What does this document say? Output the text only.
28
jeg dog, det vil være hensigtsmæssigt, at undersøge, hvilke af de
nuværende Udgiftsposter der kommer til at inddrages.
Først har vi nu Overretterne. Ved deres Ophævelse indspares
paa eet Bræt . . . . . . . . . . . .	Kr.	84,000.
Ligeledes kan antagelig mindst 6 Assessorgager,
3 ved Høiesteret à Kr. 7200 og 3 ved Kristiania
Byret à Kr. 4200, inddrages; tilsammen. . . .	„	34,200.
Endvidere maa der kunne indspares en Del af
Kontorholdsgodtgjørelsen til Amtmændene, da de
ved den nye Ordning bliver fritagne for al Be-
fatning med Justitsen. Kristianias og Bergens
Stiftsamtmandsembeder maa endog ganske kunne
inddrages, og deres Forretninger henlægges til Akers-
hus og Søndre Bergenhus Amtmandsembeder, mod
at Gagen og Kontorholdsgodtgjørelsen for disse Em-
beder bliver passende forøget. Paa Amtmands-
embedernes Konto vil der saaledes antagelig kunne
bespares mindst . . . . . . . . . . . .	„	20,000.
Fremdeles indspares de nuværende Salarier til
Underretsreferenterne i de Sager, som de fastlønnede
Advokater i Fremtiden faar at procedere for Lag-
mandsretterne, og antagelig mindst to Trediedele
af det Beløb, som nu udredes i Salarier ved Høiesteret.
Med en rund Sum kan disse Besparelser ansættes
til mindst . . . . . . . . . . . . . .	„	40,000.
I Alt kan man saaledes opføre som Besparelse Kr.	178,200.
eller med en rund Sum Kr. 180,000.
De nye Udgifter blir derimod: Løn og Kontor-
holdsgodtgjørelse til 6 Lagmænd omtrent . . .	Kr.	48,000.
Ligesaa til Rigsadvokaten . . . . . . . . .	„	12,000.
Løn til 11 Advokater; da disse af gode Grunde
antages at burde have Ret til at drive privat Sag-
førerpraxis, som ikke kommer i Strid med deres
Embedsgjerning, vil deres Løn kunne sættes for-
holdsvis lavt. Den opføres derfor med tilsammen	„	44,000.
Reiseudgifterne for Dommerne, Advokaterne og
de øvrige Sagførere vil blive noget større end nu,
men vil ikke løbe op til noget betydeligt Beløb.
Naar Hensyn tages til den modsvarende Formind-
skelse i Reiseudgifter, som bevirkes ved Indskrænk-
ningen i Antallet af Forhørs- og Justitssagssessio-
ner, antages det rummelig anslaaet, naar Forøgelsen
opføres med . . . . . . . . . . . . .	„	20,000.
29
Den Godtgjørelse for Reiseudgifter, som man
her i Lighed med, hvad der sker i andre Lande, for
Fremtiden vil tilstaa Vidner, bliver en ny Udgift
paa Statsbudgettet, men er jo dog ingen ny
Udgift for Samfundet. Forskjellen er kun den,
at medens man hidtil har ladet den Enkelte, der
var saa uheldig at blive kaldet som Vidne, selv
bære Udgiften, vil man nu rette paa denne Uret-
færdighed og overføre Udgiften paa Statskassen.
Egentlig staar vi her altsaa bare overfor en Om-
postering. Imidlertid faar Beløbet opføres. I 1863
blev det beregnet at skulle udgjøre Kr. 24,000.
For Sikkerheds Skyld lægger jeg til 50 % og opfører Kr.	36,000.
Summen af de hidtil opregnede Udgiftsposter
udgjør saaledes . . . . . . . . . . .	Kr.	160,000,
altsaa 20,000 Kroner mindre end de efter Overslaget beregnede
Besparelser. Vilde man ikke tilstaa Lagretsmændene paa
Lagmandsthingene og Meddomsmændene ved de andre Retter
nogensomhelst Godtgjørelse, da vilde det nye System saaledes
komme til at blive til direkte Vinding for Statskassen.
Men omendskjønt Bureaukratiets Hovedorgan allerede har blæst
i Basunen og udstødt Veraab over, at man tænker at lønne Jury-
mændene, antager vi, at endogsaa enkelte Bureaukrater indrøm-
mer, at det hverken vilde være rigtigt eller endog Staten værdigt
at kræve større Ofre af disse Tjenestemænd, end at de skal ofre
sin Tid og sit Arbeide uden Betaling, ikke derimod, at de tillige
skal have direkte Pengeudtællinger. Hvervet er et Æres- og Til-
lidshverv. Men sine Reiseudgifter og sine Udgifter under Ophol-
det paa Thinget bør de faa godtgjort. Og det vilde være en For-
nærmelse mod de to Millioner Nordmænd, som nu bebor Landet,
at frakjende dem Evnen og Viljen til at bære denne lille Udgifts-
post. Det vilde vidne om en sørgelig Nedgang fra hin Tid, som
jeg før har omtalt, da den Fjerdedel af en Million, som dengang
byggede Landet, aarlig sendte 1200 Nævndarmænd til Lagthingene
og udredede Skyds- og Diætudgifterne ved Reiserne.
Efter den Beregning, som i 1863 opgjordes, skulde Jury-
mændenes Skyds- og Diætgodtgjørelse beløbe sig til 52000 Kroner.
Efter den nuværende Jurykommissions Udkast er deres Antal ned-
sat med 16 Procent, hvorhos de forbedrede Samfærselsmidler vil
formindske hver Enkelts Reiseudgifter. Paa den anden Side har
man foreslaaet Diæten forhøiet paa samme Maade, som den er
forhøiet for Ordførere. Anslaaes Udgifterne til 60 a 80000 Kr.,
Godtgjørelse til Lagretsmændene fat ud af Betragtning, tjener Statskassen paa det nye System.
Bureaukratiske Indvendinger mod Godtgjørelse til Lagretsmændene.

• • • •

Work instructions
Write out the entries in full, exactly as given.

Complete output
What does this document say? Output the text only.
28
jeg dog, det vil være hensigtsmæssigt, at undersøge, hvilke af de
nuværende Udgiftsposter der kommer til at inddrages.
Først har vi nu Overretterne. Ved deres Ophævelse indspares
paa eet Bræt . . . . . . . . . . . .	Kr.	84,000.
Ligeledes kan antagelig mindst 6 Assessorgager,
3 ved Høiesteret à Kr. 7200 og 3 ved Kristiania
Byret à Kr. 4200, inddrages; tilsammen. . . .	„	34,200.
Endvidere maa der kunne indspares en Del af
Kontorholdsgodtgjørelsen til Amtmændene, da de
ved den nye Ordning bliver fritagne for al Be-
fatning med Justitsen. Kristianias og Bergens
Stiftsamtmandsembeder maa endog ganske kunne
inddrages, og deres Forretninger henlægges til Akers-
hus og Søndre Bergenhus Amtmandsembeder, mod
at Gagen og Kontorholdsgodtgjørelsen for disse Em-
beder bliver passende forøget. Paa Amtmands-
embedernes Konto vil der saaledes antagelig kunne
bespares mindst . . . . . . . . . . . .	„	20,000.
Fremdeles indspares de nuværende Salarier til
Underretsreferenterne i de Sager, som de fastlønnede
Advokater i Fremtiden faar at procedere for Lag-
mandsretterne, og antagelig mindst to Trediedele
af det Beløb, som nu udredes i Salarier ved Høiesteret.
Med en rund Sum kan disse Besparelser ansættes
til mindst . . . . . . . . . . . . . .	„	40,000.
I Alt kan man saaledes opføre som Besparelse Kr.	178,200.
eller med en rund Sum Kr. 180,000.
De nye Udgifter blir derimod: Løn og Kontor-
holdsgodtgjørelse til 6 Lagmænd omtrent . . .	Kr.	48,000.
Ligesaa til Rigsadvokaten . . . . . . . . .	„	12,000.
Løn til 11 Advokater; da disse af gode Grunde
antages at burde have Ret til at drive privat Sag-
førerpraxis, som ikke kommer i Strid med deres
Embedsgjerning, vil deres Løn kunne sættes for-
holdsvis lavt. Den opføres derfor med tilsammen	„	44,000.
Reiseudgifterne for Dommerne, Advokaterne og
de øvrige Sagførere vil blive noget større end nu,
men vil ikke løbe op til noget betydeligt Beløb.
Naar Hensyn tages til den modsvarende Formind-
skelse i Reiseudgifter, som bevirkes ved Indskrænk-
ningen i Antallet af Forhørs- og Justitssagssessio-
ner, antages det rummelig anslaaet, naar Forøgelsen
opføres med . . . . . . . . . . . . .	„	20,000.
29
Den Godtgjørelse for Reiseudgifter, som man
her i Lighed med, hvad der sker i andre Lande, for
Fremtiden vil tilstaa Vidner, bliver en ny Udgift
paa Statsbudgettet, men er jo dog ingen ny
Udgift for Samfundet. Forskjellen er kun den,
at medens man hidtil har ladet den Enkelte, der
var saa uheldig at blive kaldet som Vidne, selv
bære Udgiften, vil man nu rette paa denne Uret-
færdighed og overføre Udgiften paa Statskassen.
Egentlig staar vi her altsaa bare overfor en Om-
postering. Imidlertid faar Beløbet opføres. I 1863
blev det beregnet at skulle udgjøre Kr. 24,000.
For Sikkerheds Skyld lægger jeg til 50 % og opfører Kr.	36,000.
Summen af de hidtil opregnede Udgiftsposter
udgjør saaledes . . . . . . . . . . .	Kr.	160,000,
altsaa 20,000 Kroner mindre end de efter Overslaget beregnede
Besparelser. Vilde man ikke tilstaa Lagretsmændene paa
Lagmandsthingene og Meddomsmændene ved de andre Retter
nogensomhelst Godtgjørelse, da vilde det nye System saaledes
komme til at blive til direkte Vinding for Statskassen.
Men omendskjønt Bureaukratiets Hovedorgan allerede har blæst
i Basunen og udstødt Veraab over, at man tænker at lønne Jury-
mændene, antager vi, at endogsaa enkelte Bureaukrater indrøm-
mer, at det hverken vilde være rigtigt eller endog Staten værdigt
at kræve større Ofre af disse Tjenestemænd, end at de skal ofre
sin Tid og sit Arbeide uden Betaling, ikke derimod, at de tillige
skal have direkte Pengeudtællinger. Hvervet er et Æres- og Til-
lidshverv. Men sine Reiseudgifter og sine Udgifter under Ophol-
det paa Thinget bør de faa godtgjort. Og det vilde være en For-
nærmelse mod de to Millioner Nordmænd, som nu bebor Landet,
at frakjende dem Evnen og Viljen til at bære denne lille Udgifts-
post. Det vilde vidne om en sørgelig Nedgang fra hin Tid, som
jeg før har omtalt, da den Fjerdedel af en Million, som dengang
byggede Landet, aarlig sendte 1200 Nævndarmænd til Lagthingene
og udredede Skyds- og Diætudgifterne ved Reiserne.
Efter den Beregning, som i 1863 opgjordes, skulde Jury-
mændenes Skyds- og Diætgodtgjørelse beløbe sig til 52000 Kroner.
Efter den nuværende Jurykommissions Udkast er deres Antal ned-
sat med 16 Procent, hvorhos de forbedrede Samfærselsmidler vil
formindske hver Enkelts Reiseudgifter. Paa den anden Side har
man foreslaaet Diæten forhøiet paa samme Maade, som den er
forhøiet for Ordførere. Anslaaes Udgifterne til 60 a 80000 Kr.,
Godtgjørelse til Lagretsmændene fat ud af Betragtning, tjener Statskassen paa det nye System.
Bureaukratiske Indvendinger mod Godtgjørelse til Lagretsmændene.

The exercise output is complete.